──────── TASK DATA ────────

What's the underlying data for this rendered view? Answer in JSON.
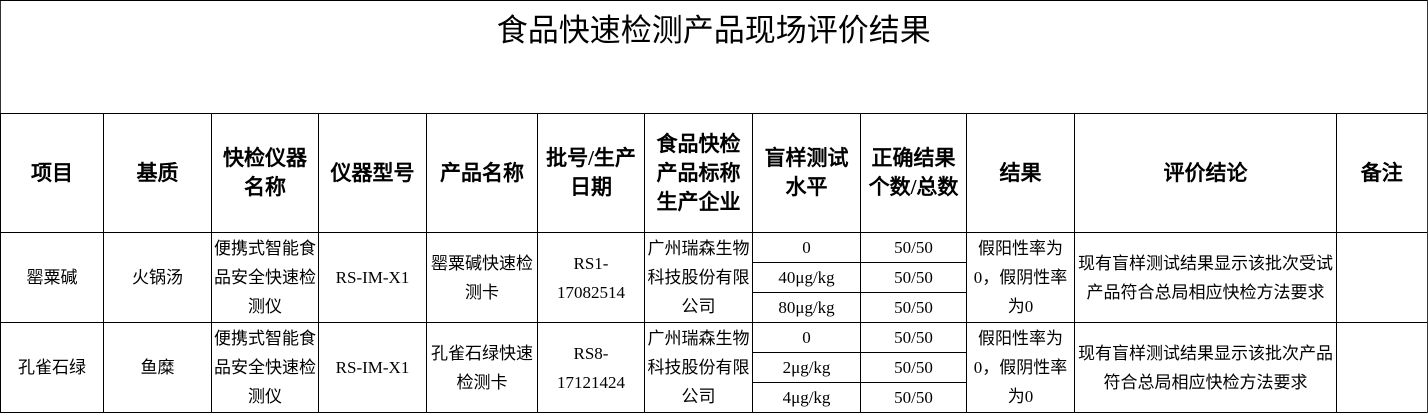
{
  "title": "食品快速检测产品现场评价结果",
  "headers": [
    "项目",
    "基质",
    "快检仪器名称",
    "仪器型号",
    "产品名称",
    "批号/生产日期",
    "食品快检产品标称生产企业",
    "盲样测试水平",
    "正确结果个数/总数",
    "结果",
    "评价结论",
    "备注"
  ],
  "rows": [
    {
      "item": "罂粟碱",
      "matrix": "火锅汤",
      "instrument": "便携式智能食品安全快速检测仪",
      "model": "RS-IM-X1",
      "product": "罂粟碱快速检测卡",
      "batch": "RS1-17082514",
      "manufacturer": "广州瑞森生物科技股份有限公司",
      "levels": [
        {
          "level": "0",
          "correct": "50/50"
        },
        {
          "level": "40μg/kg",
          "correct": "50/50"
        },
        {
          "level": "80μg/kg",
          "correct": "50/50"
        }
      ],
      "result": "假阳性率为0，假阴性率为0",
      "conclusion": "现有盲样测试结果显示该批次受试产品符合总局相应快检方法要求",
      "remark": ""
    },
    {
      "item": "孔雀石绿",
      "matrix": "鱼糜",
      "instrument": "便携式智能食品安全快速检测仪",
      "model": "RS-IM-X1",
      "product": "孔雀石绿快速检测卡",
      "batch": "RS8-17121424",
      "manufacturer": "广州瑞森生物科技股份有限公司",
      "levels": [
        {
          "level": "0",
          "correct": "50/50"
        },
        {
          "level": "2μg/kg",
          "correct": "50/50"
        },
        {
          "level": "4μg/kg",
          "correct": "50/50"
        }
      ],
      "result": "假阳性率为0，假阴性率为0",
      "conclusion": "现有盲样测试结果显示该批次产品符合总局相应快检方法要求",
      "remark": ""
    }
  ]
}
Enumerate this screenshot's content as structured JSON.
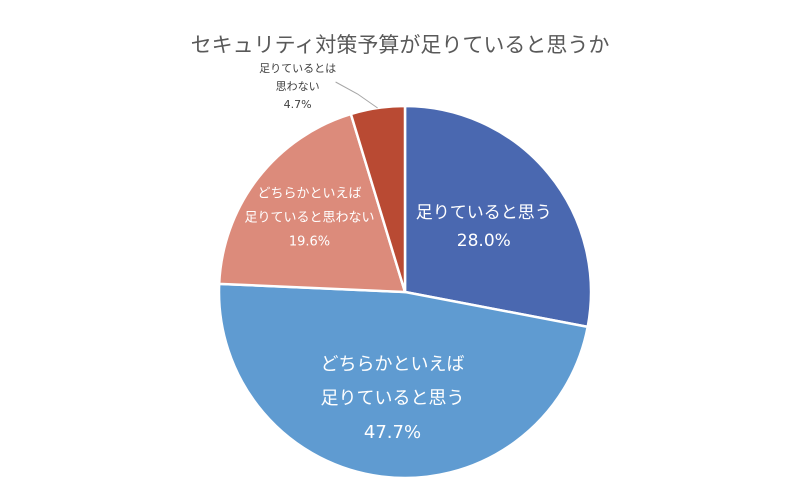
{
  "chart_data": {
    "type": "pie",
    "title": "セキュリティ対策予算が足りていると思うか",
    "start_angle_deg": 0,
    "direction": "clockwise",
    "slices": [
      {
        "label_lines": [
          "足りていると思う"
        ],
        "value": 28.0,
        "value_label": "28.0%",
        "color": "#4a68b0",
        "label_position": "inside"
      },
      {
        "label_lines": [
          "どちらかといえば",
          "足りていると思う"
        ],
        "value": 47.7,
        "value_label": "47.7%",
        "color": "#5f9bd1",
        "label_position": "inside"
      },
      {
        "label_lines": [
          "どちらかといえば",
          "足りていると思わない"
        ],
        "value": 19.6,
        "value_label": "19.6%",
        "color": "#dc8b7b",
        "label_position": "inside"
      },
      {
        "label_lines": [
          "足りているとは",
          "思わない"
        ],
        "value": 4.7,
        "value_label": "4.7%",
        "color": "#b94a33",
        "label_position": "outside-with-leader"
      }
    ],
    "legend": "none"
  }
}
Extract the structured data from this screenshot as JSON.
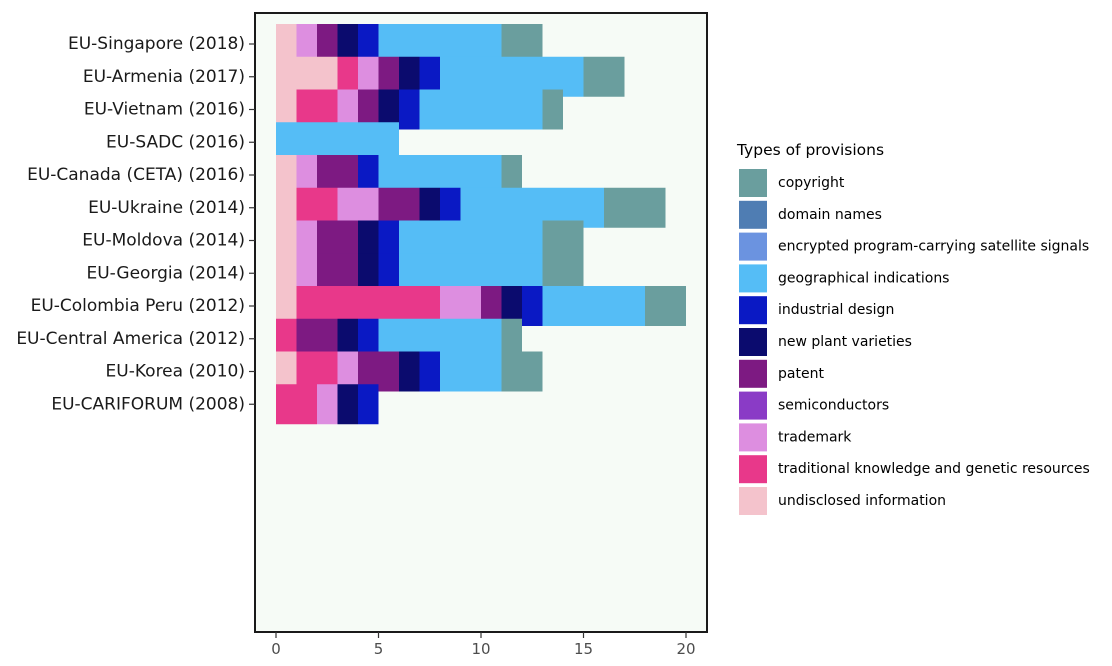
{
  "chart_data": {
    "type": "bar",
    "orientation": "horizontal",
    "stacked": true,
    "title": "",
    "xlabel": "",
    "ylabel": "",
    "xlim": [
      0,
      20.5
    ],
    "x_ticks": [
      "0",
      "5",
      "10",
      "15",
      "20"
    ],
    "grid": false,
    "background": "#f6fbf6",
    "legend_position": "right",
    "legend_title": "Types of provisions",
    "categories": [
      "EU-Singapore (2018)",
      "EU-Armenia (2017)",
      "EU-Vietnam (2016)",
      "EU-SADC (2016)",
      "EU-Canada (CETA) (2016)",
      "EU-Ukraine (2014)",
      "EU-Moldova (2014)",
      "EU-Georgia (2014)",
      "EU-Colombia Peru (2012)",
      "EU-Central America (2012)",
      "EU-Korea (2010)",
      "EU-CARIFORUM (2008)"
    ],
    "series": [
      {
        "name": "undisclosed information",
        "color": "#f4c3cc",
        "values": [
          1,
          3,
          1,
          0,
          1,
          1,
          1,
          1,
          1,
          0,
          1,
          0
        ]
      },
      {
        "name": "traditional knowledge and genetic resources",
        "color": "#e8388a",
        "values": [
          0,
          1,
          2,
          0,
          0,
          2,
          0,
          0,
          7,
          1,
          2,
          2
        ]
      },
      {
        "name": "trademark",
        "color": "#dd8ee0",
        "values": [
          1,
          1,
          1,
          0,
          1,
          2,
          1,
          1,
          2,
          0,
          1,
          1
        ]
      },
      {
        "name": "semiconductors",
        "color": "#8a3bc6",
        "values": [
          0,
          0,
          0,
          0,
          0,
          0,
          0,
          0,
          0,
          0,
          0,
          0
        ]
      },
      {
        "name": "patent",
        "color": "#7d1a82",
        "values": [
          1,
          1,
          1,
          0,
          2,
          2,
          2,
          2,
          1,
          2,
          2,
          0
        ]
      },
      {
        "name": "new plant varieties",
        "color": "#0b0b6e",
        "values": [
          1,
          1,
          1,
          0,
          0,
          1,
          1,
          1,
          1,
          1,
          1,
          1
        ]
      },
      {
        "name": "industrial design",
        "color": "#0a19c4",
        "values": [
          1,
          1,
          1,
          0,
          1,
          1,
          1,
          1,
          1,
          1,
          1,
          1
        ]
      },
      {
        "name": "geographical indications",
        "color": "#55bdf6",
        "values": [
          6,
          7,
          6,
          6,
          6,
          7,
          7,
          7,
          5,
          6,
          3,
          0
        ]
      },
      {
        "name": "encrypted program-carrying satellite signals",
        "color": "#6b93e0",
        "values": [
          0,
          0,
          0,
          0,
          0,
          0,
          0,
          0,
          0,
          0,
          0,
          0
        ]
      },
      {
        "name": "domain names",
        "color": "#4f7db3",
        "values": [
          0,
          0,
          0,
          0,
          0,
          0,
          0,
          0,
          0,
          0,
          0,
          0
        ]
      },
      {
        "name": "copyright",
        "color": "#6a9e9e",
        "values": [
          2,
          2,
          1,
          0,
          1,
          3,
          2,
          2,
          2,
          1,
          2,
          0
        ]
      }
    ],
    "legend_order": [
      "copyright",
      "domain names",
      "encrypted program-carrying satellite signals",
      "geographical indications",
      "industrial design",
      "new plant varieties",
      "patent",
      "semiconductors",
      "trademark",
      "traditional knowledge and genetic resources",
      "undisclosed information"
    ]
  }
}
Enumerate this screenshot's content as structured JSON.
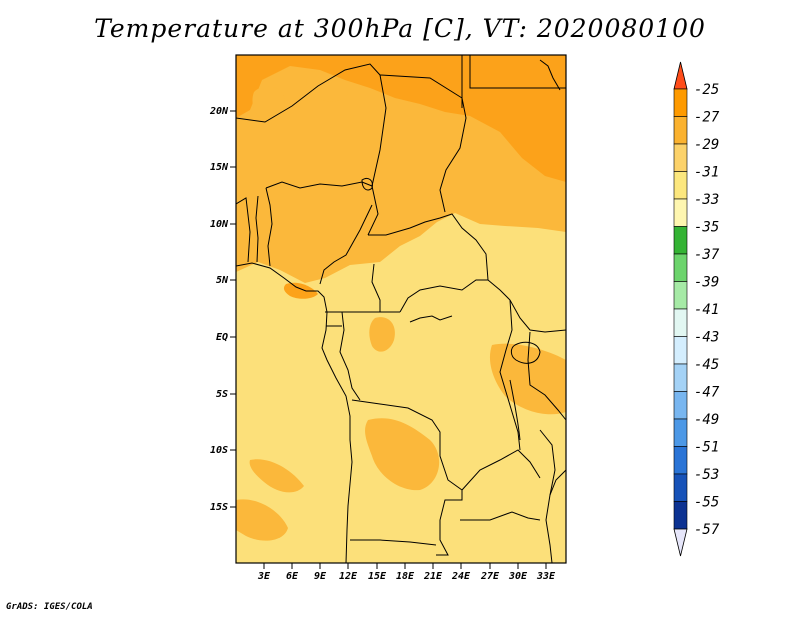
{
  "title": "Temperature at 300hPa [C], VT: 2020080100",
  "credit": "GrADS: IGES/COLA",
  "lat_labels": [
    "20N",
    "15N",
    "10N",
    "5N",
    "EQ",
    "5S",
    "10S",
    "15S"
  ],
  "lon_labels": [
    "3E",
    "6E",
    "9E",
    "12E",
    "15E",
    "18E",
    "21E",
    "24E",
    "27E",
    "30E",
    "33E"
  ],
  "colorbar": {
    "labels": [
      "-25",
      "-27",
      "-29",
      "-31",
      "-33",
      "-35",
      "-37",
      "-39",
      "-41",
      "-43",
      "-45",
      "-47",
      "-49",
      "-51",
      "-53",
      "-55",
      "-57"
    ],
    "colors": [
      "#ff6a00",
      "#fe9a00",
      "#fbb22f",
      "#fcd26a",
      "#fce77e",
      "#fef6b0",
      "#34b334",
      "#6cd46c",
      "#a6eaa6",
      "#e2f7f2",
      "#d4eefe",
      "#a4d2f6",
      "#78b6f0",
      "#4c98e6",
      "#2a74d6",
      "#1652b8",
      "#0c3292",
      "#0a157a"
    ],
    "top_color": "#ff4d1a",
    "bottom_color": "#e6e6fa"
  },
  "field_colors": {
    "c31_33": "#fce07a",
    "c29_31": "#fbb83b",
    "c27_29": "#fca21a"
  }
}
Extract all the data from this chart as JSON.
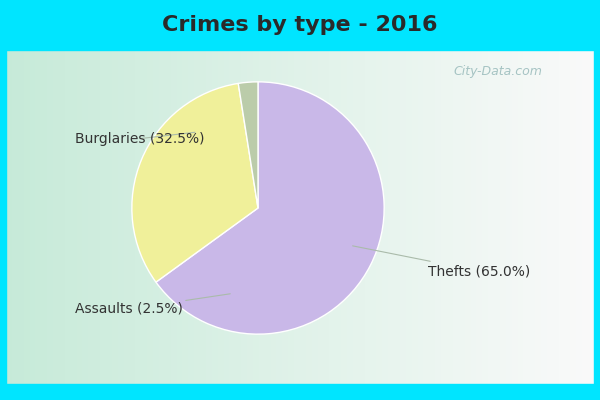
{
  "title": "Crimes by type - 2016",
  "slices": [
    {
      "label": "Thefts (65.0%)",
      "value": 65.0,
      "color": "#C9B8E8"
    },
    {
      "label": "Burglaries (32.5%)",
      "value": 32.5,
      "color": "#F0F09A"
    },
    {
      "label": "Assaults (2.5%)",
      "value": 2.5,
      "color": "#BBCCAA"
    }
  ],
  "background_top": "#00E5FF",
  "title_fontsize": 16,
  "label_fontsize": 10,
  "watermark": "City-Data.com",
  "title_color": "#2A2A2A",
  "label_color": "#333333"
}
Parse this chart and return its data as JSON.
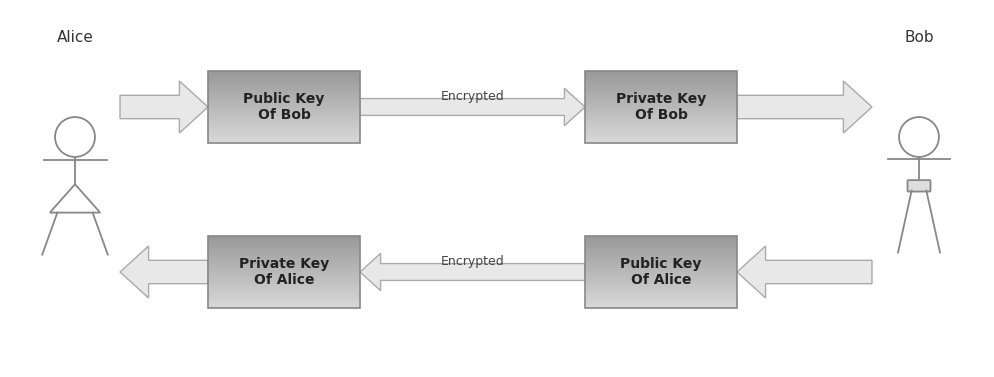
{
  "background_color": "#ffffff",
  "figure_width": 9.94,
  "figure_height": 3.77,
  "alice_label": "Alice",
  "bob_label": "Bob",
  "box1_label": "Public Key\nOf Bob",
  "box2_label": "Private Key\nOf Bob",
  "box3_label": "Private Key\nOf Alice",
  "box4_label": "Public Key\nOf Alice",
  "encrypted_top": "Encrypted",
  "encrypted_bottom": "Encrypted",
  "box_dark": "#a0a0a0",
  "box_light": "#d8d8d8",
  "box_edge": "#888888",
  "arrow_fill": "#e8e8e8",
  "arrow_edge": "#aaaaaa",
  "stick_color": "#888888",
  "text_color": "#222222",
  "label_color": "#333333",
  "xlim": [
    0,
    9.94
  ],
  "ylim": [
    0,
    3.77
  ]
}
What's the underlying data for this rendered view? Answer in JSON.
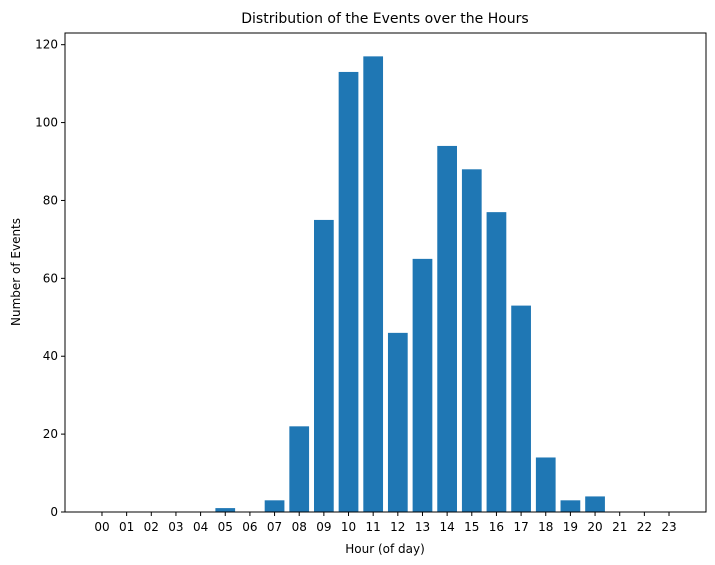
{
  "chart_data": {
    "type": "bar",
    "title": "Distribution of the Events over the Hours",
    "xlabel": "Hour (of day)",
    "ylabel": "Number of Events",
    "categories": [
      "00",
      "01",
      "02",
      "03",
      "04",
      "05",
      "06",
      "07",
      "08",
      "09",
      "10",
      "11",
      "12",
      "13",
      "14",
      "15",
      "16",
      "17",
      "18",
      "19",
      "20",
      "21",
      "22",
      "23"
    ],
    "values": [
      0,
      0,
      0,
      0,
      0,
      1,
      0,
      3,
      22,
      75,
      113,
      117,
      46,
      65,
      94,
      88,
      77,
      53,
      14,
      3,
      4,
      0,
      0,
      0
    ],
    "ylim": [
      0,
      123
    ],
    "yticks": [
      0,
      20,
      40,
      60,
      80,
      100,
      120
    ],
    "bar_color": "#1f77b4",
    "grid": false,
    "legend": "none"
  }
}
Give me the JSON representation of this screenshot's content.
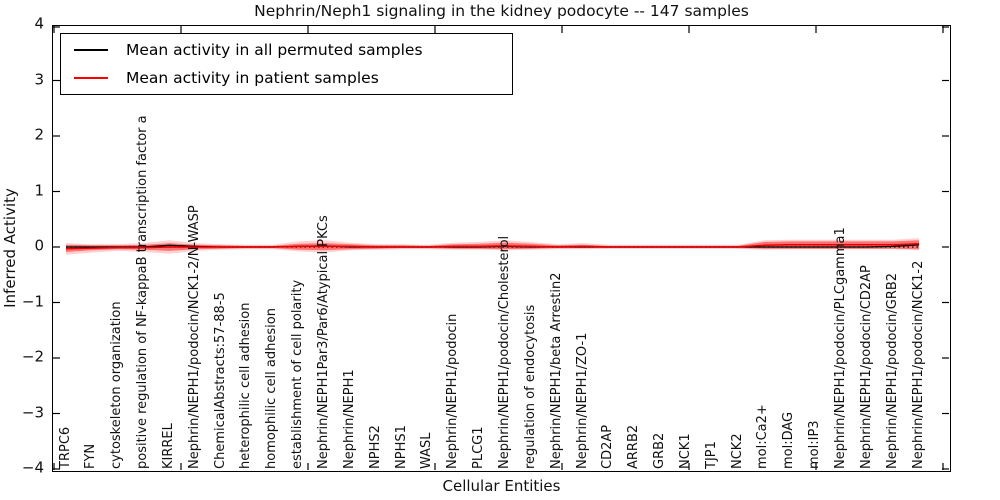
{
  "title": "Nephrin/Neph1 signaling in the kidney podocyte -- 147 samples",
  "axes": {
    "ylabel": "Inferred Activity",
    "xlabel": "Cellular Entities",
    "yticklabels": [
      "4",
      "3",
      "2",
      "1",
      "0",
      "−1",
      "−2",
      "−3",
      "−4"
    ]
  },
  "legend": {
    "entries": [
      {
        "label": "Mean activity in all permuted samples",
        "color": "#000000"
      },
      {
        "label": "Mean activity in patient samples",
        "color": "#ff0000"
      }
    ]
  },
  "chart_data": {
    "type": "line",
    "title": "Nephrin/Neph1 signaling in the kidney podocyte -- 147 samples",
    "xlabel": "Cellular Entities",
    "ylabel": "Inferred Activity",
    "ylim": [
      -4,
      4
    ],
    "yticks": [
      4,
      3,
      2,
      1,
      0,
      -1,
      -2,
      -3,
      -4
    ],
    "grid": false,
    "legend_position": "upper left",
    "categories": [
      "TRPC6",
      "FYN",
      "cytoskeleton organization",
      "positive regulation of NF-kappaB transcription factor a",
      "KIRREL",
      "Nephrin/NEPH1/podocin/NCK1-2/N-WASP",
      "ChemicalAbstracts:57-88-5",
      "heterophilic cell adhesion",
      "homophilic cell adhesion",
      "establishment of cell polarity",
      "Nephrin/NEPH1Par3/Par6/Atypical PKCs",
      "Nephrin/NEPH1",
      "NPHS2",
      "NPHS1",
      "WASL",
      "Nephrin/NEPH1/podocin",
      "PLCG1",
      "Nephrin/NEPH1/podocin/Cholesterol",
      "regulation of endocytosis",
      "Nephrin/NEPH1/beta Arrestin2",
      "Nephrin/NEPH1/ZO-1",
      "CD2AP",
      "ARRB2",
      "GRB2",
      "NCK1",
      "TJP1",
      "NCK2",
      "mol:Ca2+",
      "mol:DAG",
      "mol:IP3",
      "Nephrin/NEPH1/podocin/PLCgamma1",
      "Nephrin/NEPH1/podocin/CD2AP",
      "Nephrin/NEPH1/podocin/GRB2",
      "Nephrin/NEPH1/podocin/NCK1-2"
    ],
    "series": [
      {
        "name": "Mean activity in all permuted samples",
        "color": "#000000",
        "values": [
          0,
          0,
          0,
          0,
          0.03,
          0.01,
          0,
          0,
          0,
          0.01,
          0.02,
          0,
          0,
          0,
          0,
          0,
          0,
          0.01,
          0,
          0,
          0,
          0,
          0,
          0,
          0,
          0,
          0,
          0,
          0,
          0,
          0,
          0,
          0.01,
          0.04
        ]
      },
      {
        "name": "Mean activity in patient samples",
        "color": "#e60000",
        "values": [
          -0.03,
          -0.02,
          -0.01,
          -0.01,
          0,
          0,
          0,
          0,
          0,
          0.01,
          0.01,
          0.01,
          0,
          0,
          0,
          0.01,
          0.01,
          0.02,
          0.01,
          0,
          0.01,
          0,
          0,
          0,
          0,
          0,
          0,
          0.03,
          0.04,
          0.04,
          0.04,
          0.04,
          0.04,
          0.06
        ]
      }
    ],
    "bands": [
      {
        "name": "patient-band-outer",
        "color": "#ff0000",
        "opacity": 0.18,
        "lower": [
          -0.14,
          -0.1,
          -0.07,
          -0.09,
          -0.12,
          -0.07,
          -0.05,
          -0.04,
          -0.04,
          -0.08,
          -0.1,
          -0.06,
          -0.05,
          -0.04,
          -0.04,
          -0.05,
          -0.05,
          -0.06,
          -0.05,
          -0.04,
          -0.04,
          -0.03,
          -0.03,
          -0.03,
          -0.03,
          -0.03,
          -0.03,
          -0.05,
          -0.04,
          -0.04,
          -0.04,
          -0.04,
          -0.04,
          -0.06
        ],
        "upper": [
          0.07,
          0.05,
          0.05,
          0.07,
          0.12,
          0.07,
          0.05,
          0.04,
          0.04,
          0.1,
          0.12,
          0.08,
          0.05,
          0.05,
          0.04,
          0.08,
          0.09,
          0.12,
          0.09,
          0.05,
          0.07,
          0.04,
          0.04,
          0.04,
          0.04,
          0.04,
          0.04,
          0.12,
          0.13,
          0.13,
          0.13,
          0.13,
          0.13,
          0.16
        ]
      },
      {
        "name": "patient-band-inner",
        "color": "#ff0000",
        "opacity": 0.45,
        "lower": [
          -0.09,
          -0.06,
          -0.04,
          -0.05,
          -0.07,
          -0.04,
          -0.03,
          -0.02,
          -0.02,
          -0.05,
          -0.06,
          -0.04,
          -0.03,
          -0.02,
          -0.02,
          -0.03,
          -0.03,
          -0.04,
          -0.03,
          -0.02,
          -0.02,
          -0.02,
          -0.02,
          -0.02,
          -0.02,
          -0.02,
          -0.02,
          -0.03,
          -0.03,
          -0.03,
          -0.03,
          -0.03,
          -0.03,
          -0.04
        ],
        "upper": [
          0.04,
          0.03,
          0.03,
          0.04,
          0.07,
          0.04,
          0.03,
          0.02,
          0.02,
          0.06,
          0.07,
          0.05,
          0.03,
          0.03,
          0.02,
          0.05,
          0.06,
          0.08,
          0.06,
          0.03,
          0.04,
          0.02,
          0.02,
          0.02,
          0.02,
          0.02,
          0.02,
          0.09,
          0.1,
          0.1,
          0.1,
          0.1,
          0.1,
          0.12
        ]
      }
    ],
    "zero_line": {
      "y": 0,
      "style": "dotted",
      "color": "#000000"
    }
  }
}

────────

- **WHAT YOU SHOULD DO**: Where a line above holds the string "patient", show that line.

- **ANSWER TO THE TASK**:
        "label": "Mean activity in patient samples",
        "name": "Mean activity in patient samples",
        "name": "patient-band-outer",
        "name": "patient-band-inner",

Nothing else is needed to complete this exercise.